- To be done -
Return the lines of the data below exactly as they appear.

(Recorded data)
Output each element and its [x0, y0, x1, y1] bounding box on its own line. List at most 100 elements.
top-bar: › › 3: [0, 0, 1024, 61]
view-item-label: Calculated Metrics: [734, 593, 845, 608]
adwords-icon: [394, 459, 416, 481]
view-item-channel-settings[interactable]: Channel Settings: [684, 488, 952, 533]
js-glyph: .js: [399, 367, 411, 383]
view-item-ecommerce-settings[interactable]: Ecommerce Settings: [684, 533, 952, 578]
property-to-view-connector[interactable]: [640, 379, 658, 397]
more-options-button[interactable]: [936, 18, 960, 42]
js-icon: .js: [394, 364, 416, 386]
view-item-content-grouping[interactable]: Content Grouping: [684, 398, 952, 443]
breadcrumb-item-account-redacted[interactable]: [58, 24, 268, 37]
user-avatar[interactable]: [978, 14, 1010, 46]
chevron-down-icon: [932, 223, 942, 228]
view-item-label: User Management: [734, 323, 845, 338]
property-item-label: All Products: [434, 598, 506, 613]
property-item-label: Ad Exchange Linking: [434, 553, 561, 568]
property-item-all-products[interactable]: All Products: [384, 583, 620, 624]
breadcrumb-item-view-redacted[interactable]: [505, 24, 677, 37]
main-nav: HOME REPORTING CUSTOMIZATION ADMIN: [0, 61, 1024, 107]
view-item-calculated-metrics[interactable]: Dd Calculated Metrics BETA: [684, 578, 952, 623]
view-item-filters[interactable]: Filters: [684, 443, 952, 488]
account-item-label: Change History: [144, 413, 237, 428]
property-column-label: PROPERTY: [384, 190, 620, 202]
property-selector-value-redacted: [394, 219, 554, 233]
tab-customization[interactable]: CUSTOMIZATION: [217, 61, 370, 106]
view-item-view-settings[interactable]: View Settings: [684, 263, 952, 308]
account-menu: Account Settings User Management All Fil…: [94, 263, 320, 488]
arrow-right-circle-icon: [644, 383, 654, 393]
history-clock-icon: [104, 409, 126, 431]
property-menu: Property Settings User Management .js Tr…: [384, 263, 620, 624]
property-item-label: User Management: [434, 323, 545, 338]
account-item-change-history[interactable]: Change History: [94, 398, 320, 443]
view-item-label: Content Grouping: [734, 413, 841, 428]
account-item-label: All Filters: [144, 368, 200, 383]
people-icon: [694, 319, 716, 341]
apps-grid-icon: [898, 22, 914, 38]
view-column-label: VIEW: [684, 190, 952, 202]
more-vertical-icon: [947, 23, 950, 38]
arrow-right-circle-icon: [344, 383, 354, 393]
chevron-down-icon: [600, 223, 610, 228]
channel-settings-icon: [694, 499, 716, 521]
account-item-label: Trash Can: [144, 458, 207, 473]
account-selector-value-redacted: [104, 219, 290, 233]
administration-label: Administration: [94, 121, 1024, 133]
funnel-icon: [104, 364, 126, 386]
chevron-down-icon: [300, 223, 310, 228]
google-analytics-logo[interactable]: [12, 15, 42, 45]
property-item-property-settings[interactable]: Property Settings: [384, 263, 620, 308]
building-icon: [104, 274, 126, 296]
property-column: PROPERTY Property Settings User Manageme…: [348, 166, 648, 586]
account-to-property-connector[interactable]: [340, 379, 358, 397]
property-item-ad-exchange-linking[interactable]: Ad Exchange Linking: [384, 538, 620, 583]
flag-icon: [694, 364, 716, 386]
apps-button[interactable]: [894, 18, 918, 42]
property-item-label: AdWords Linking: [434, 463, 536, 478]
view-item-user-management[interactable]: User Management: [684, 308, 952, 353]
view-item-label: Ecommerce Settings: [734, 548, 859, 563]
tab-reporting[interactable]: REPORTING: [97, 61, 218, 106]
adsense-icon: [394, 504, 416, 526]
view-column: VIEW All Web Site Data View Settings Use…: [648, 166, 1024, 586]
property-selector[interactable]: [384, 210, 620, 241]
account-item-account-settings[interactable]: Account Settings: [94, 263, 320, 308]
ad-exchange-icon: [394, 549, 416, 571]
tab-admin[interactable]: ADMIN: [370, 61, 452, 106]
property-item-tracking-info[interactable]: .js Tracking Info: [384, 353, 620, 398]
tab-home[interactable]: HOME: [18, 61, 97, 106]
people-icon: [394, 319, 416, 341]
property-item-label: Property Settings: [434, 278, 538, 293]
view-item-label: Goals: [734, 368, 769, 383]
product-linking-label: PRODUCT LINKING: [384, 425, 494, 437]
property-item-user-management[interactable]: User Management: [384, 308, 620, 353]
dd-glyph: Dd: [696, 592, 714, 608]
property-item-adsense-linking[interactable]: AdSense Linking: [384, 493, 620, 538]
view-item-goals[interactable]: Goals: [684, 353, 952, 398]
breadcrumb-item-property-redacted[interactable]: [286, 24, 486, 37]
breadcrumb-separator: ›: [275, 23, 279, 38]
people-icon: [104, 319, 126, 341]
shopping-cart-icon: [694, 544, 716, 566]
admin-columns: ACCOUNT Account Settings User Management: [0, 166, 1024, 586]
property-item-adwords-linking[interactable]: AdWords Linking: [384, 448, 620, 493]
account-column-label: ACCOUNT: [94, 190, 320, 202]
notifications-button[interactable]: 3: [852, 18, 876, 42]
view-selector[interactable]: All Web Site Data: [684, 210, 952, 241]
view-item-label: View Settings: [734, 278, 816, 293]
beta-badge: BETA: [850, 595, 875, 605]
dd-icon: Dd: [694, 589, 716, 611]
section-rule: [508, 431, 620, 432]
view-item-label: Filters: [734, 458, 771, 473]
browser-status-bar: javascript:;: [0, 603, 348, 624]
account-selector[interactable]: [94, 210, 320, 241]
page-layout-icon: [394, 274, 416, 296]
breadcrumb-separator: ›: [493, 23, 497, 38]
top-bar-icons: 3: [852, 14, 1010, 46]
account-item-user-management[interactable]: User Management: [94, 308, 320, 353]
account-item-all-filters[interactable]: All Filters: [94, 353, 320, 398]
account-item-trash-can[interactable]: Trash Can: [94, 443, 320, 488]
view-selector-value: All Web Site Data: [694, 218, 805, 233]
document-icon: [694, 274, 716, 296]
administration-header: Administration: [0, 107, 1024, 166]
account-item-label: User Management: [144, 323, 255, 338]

- Solution for this problem -
Output each element and its [x0, y0, x1, y1] bounding box on its own line. List at most 100 elements.
top-bar: › › 3: [0, 0, 1024, 61]
view-item-label: Calculated Metrics: [734, 593, 845, 608]
adwords-icon: [394, 459, 416, 481]
view-item-channel-settings[interactable]: Channel Settings: [684, 488, 952, 533]
js-glyph: .js: [399, 367, 411, 383]
view-item-ecommerce-settings[interactable]: Ecommerce Settings: [684, 533, 952, 578]
property-to-view-connector[interactable]: [640, 379, 658, 397]
more-options-button[interactable]: [936, 18, 960, 42]
js-icon: .js: [394, 364, 416, 386]
view-item-content-grouping[interactable]: Content Grouping: [684, 398, 952, 443]
breadcrumb-item-account-redacted[interactable]: [58, 24, 268, 37]
user-avatar[interactable]: [978, 14, 1010, 46]
chevron-down-icon: [932, 223, 942, 228]
view-item-label: User Management: [734, 323, 845, 338]
property-item-label: All Products: [434, 598, 506, 613]
property-item-label: Ad Exchange Linking: [434, 553, 561, 568]
property-item-all-products[interactable]: All Products: [384, 583, 620, 624]
breadcrumb-item-view-redacted[interactable]: [505, 24, 677, 37]
main-nav: HOME REPORTING CUSTOMIZATION ADMIN: [0, 61, 1024, 107]
view-item-calculated-metrics[interactable]: Dd Calculated Metrics BETA: [684, 578, 952, 623]
view-item-filters[interactable]: Filters: [684, 443, 952, 488]
account-item-label: Change History: [144, 413, 237, 428]
property-column-label: PROPERTY: [384, 190, 620, 202]
property-selector-value-redacted: [394, 219, 554, 233]
tab-customization[interactable]: CUSTOMIZATION: [217, 61, 370, 106]
view-item-view-settings[interactable]: View Settings: [684, 263, 952, 308]
account-menu: Account Settings User Management All Fil…: [94, 263, 320, 488]
arrow-right-circle-icon: [644, 383, 654, 393]
history-clock-icon: [104, 409, 126, 431]
property-menu: Property Settings User Management .js Tr…: [384, 263, 620, 624]
property-item-label: User Management: [434, 323, 545, 338]
account-item-change-history[interactable]: Change History: [94, 398, 320, 443]
view-item-label: Content Grouping: [734, 413, 841, 428]
account-item-label: All Filters: [144, 368, 200, 383]
people-icon: [694, 319, 716, 341]
apps-grid-icon: [898, 22, 914, 38]
view-column-label: VIEW: [684, 190, 952, 202]
more-vertical-icon: [947, 23, 950, 38]
arrow-right-circle-icon: [344, 383, 354, 393]
chevron-down-icon: [600, 223, 610, 228]
channel-settings-icon: [694, 499, 716, 521]
account-item-label: Trash Can: [144, 458, 207, 473]
account-selector-value-redacted: [104, 219, 290, 233]
administration-label: Administration: [94, 121, 1024, 133]
funnel-icon: [104, 364, 126, 386]
chevron-down-icon: [300, 223, 310, 228]
google-analytics-logo[interactable]: [12, 15, 42, 45]
property-item-property-settings[interactable]: Property Settings: [384, 263, 620, 308]
building-icon: [104, 274, 126, 296]
property-column: PROPERTY Property Settings User Manageme…: [348, 166, 648, 586]
account-to-property-connector[interactable]: [340, 379, 358, 397]
property-item-ad-exchange-linking[interactable]: Ad Exchange Linking: [384, 538, 620, 583]
flag-icon: [694, 364, 716, 386]
apps-button[interactable]: [894, 18, 918, 42]
property-item-label: AdWords Linking: [434, 463, 536, 478]
view-item-user-management[interactable]: User Management: [684, 308, 952, 353]
view-item-label: Ecommerce Settings: [734, 548, 859, 563]
tab-reporting[interactable]: REPORTING: [97, 61, 218, 106]
adsense-icon: [394, 504, 416, 526]
view-column: VIEW All Web Site Data View Settings Use…: [648, 166, 1024, 586]
property-selector[interactable]: [384, 210, 620, 241]
account-item-account-settings[interactable]: Account Settings: [94, 263, 320, 308]
ad-exchange-icon: [394, 549, 416, 571]
tab-admin[interactable]: ADMIN: [370, 61, 452, 106]
property-item-tracking-info[interactable]: .js Tracking Info: [384, 353, 620, 398]
tab-home[interactable]: HOME: [18, 61, 97, 106]
people-icon: [394, 319, 416, 341]
property-item-label: Property Settings: [434, 278, 538, 293]
view-item-label: Goals: [734, 368, 769, 383]
product-linking-label: PRODUCT LINKING: [384, 425, 494, 437]
property-item-user-management[interactable]: User Management: [384, 308, 620, 353]
dd-glyph: Dd: [696, 592, 714, 608]
property-item-adsense-linking[interactable]: AdSense Linking: [384, 493, 620, 538]
view-item-goals[interactable]: Goals: [684, 353, 952, 398]
breadcrumb-item-property-redacted[interactable]: [286, 24, 486, 37]
breadcrumb-separator: ›: [275, 23, 279, 38]
people-icon: [104, 319, 126, 341]
shopping-cart-icon: [694, 544, 716, 566]
admin-columns: ACCOUNT Account Settings User Management: [0, 166, 1024, 586]
property-item-adwords-linking[interactable]: AdWords Linking: [384, 448, 620, 493]
account-column-label: ACCOUNT: [94, 190, 320, 202]
notifications-button[interactable]: 3: [852, 18, 876, 42]
view-selector[interactable]: All Web Site Data: [684, 210, 952, 241]
view-item-label: View Settings: [734, 278, 816, 293]
beta-badge: BETA: [850, 595, 875, 605]
dd-icon: Dd: [694, 589, 716, 611]
section-rule: [508, 431, 620, 432]
view-item-label: Filters: [734, 458, 771, 473]
browser-status-bar: javascript:;: [0, 603, 348, 624]
account-selector[interactable]: [94, 210, 320, 241]
page-layout-icon: [394, 274, 416, 296]
breadcrumb-separator: ›: [493, 23, 497, 38]
top-bar-icons: 3: [852, 14, 1010, 46]
account-item-user-management[interactable]: User Management: [94, 308, 320, 353]
account-item-all-filters[interactable]: All Filters: [94, 353, 320, 398]
account-item-trash-can[interactable]: Trash Can: [94, 443, 320, 488]
view-selector-value: All Web Site Data: [694, 218, 805, 233]
document-icon: [694, 274, 716, 296]
administration-header: Administration: [0, 107, 1024, 166]
account-item-label: User Management: [144, 323, 255, 338]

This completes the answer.